Select all lines holding the word "because" from the entries that follow.

** Begin SUPPLIED MATERIAL **

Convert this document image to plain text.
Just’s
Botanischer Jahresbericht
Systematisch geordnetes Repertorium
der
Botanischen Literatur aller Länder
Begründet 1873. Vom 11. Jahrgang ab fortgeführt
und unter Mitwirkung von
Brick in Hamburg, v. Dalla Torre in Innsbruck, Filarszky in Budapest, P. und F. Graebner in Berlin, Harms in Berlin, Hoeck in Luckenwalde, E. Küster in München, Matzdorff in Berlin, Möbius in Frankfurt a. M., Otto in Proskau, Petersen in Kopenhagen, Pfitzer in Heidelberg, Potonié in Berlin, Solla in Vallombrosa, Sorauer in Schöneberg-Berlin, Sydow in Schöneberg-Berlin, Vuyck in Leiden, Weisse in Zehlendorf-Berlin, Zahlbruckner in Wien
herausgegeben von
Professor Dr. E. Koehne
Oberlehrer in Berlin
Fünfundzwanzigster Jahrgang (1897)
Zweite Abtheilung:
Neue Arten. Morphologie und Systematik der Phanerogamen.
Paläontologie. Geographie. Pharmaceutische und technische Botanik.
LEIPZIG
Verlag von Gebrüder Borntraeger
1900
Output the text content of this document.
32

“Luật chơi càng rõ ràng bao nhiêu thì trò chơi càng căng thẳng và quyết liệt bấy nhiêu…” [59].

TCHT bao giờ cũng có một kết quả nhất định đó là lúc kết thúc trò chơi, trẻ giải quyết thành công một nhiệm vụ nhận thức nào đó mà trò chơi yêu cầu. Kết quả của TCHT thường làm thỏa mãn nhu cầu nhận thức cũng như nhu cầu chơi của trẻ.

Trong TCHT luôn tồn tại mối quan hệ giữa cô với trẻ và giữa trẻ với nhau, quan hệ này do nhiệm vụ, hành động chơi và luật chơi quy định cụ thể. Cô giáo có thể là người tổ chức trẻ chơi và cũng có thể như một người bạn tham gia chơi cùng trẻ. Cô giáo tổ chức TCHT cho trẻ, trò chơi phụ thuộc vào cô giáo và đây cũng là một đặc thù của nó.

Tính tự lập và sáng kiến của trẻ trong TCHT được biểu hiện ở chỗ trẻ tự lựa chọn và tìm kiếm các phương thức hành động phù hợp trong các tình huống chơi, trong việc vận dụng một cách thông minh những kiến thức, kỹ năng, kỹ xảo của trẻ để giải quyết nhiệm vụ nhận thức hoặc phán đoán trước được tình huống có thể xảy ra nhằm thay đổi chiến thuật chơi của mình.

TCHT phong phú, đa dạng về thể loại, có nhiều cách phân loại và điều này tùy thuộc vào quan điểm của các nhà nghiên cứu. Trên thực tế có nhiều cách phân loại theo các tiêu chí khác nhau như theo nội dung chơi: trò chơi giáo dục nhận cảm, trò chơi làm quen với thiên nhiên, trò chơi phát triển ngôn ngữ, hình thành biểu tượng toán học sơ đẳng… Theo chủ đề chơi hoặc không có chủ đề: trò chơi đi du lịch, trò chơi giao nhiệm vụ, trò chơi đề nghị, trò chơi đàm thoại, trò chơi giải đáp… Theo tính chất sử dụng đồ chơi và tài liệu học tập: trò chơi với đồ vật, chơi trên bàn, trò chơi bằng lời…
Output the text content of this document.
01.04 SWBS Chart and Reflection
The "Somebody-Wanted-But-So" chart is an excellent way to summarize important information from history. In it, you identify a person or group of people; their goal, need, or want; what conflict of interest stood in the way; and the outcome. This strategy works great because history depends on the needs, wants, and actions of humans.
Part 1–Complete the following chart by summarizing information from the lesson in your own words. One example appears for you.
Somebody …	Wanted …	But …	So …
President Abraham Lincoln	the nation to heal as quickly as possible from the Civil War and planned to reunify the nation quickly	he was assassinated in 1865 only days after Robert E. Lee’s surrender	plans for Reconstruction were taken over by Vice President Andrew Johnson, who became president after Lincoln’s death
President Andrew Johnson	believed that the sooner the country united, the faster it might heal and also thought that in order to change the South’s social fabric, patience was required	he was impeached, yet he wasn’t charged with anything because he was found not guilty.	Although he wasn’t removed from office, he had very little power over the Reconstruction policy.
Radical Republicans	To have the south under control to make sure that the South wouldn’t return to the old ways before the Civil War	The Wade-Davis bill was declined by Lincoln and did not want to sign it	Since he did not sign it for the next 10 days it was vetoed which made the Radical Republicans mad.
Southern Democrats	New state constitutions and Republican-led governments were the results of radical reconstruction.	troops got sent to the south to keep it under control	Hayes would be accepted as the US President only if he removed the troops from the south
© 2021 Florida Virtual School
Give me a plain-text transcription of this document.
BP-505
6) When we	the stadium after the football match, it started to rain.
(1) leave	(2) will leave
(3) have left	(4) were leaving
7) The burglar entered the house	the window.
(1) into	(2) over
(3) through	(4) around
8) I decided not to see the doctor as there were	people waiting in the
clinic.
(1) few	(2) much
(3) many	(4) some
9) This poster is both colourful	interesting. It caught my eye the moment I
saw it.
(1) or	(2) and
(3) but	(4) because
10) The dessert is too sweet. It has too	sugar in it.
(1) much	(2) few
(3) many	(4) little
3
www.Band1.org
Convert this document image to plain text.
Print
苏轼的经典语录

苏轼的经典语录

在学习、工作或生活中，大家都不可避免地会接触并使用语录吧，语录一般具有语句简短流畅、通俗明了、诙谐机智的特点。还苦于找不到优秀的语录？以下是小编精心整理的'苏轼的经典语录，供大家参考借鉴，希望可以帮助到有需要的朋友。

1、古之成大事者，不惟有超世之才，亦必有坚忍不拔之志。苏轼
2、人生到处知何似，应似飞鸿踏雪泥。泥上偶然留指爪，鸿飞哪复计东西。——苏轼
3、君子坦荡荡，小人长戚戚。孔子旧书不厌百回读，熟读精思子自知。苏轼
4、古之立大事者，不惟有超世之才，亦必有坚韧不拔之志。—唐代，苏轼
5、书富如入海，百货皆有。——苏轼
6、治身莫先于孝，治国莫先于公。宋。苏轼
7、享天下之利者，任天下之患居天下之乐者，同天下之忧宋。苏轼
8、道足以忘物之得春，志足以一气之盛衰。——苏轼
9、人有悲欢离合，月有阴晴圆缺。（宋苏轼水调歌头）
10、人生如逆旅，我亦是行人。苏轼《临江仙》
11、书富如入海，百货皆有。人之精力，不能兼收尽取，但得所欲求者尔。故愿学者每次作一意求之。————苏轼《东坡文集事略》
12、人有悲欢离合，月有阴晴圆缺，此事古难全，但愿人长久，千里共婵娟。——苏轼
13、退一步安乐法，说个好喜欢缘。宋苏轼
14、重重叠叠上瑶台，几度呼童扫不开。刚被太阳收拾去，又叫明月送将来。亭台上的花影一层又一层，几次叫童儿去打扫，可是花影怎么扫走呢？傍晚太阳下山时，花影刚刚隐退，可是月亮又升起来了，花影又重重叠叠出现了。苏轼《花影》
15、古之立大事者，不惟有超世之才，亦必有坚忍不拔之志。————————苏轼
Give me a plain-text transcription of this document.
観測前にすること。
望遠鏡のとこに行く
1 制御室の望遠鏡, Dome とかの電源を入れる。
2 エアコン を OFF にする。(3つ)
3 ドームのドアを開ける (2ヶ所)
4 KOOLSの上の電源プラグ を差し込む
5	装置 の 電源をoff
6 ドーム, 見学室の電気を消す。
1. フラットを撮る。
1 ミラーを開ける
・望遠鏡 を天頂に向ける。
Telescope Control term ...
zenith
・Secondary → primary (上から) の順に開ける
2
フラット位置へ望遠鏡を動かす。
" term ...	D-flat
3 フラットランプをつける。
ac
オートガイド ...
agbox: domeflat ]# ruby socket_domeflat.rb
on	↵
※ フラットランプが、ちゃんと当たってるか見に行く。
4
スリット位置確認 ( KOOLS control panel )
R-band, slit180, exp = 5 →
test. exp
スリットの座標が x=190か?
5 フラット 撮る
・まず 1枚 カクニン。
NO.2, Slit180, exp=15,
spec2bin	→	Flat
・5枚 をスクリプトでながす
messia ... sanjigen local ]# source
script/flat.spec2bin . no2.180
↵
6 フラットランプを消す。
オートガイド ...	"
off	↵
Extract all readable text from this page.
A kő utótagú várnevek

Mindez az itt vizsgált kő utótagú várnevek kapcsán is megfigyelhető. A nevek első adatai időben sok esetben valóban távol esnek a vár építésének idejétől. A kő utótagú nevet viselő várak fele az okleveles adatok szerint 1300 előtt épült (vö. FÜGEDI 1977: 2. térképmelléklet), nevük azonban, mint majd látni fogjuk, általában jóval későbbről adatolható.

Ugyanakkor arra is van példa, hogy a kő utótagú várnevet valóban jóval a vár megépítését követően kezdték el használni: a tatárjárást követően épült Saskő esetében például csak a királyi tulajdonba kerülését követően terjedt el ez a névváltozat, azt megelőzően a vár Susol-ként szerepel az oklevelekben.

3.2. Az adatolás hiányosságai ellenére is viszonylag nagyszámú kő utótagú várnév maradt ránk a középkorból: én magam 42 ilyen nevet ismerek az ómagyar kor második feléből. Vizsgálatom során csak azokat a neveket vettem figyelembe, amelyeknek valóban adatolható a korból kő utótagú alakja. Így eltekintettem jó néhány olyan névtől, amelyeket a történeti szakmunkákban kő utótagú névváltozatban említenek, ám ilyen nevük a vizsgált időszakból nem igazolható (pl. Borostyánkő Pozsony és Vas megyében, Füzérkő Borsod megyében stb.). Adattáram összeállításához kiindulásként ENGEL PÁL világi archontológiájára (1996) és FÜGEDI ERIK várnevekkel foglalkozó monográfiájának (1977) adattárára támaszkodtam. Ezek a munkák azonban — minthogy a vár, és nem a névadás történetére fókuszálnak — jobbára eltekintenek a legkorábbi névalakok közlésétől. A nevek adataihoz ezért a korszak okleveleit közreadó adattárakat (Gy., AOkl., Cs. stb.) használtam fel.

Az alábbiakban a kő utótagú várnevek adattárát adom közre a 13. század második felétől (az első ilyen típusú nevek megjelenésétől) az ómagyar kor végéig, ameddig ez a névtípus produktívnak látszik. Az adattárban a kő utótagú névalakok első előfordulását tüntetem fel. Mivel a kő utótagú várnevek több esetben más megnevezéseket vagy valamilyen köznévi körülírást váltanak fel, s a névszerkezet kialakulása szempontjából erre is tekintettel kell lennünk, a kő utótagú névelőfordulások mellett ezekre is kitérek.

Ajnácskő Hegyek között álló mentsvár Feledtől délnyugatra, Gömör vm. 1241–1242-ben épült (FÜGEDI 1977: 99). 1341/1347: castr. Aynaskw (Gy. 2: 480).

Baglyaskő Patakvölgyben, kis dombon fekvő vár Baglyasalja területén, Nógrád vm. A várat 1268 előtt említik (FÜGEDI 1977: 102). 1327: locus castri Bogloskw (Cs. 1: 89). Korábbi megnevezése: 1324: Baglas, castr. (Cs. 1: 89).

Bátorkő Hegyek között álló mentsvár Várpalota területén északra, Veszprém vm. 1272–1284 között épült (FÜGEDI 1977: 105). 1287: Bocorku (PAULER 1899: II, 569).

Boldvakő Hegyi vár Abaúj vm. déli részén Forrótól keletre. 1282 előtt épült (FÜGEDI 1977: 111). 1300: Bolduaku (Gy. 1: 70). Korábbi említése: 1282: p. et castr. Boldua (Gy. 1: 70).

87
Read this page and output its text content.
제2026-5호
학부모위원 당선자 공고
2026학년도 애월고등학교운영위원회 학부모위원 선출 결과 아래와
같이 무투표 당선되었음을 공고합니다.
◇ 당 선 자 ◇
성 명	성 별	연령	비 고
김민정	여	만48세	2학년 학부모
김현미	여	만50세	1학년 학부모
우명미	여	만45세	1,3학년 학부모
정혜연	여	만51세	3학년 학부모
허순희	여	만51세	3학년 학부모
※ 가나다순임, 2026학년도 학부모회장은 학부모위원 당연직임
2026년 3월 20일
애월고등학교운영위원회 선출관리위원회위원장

** End SUPPLIED MATERIAL **

_OUTPUT_
The "Somebody-Wanted-But-So" chart is an excellent way to summarize important information from history. In it, you identify a person or group of people; their goal, need, or want; what conflict of interest stood in the way; and the outcome. This strategy works great because history depends on the needs, wants, and actions of humans.
President Andrew Johnson	believed that the sooner the country united, the faster it might heal and also thought that in order to change the South’s social fabric, patience was required	he was impeached, yet he wasn’t charged with anything because he was found not guilty.	Although he wasn’t removed from office, he had very little power over the Reconstruction policy.
(3) but	(4) because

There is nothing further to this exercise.